Problem details:
Repeat all of the data precisely.
## Start Supplied records
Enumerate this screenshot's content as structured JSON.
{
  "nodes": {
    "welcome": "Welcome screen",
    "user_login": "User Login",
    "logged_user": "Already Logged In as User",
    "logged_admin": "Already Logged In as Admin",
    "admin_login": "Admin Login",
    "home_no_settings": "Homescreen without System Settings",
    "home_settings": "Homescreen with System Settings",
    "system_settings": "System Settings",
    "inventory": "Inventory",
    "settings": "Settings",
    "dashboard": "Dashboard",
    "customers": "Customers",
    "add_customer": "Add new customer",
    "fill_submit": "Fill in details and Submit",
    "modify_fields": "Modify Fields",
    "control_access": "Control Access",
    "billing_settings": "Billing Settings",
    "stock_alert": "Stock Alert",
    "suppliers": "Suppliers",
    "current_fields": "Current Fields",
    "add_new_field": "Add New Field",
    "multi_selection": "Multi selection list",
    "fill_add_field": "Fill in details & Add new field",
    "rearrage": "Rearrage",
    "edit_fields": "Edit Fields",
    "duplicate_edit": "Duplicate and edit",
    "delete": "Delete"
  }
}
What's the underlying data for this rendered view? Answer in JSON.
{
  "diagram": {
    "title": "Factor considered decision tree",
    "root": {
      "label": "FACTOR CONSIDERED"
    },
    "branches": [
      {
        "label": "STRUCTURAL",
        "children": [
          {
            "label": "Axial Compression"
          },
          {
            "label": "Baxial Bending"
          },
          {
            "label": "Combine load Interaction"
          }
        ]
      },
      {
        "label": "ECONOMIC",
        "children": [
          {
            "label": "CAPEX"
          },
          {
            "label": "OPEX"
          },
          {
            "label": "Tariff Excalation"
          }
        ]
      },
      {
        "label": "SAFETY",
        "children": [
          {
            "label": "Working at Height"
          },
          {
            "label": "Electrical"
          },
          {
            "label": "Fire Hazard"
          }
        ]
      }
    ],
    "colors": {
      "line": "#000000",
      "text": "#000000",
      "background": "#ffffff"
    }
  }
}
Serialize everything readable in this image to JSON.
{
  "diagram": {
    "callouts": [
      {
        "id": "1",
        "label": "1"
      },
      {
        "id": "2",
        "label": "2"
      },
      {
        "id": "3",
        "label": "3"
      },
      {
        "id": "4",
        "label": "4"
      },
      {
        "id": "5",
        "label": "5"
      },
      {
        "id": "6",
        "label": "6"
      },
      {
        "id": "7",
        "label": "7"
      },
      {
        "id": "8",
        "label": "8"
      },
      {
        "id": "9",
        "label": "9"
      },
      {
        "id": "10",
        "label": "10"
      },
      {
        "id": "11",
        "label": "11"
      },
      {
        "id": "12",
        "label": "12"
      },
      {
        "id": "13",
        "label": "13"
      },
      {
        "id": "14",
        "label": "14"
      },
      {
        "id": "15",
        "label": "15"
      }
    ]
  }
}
## End Supplied records
Correct response:
Enumerate this screenshot's content as structured JSON.
{
  "nodes": {
    "welcome": "Welcome screen",
    "user_login": "User Login",
    "logged_user": "Already Logged In as User",
    "logged_admin": "Already Logged In as Admin",
    "admin_login": "Admin Login",
    "home_no_settings": "Homescreen without System Settings",
    "home_settings": "Homescreen with System Settings",
    "system_settings": "System Settings",
    "inventory": "Inventory",
    "settings": "Settings",
    "dashboard": "Dashboard",
    "customers": "Customers",
    "add_customer": "Add new customer",
    "fill_submit": "Fill in details and Submit",
    "modify_fields": "Modify Fields",
    "control_access": "Control Access",
    "billing_settings": "Billing Settings",
    "stock_alert": "Stock Alert",
    "suppliers": "Suppliers",
    "current_fields": "Current Fields",
    "add_new_field": "Add New Field",
    "multi_selection": "Multi selection list",
    "fill_add_field": "Fill in details & Add new field",
    "rearrage": "Rearrage",
    "edit_fields": "Edit Fields",
    "duplicate_edit": "Duplicate and edit",
    "delete": "Delete"
  }
}
What's the underlying data for this rendered view? Answer in JSON.
{
  "diagram": {
    "title": "Factor considered decision tree",
    "root": {
      "label": "FACTOR CONSIDERED"
    },
    "branches": [
      {
        "label": "STRUCTURAL",
        "children": [
          {
            "label": "Axial Compression"
          },
          {
            "label": "Baxial Bending"
          },
          {
            "label": "Combine load Interaction"
          }
        ]
      },
      {
        "label": "ECONOMIC",
        "children": [
          {
            "label": "CAPEX"
          },
          {
            "label": "OPEX"
          },
          {
            "label": "Tariff Excalation"
          }
        ]
      },
      {
        "label": "SAFETY",
        "children": [
          {
            "label": "Working at Height"
          },
          {
            "label": "Electrical"
          },
          {
            "label": "Fire Hazard"
          }
        ]
      }
    ],
    "colors": {
      "line": "#000000",
      "text": "#000000",
      "background": "#ffffff"
    }
  }
}
Serialize everything readable in this image to JSON.
{
  "diagram": {
    "callouts": [
      {
        "id": "1",
        "label": "1"
      },
      {
        "id": "2",
        "label": "2"
      },
      {
        "id": "3",
        "label": "3"
      },
      {
        "id": "4",
        "label": "4"
      },
      {
        "id": "5",
        "label": "5"
      },
      {
        "id": "6",
        "label": "6"
      },
      {
        "id": "7",
        "label": "7"
      },
      {
        "id": "8",
        "label": "8"
      },
      {
        "id": "9",
        "label": "9"
      },
      {
        "id": "10",
        "label": "10"
      },
      {
        "id": "11",
        "label": "11"
      },
      {
        "id": "12",
        "label": "12"
      },
      {
        "id": "13",
        "label": "13"
      },
      {
        "id": "14",
        "label": "14"
      },
      {
        "id": "15",
        "label": "15"
      }
    ]
  }
}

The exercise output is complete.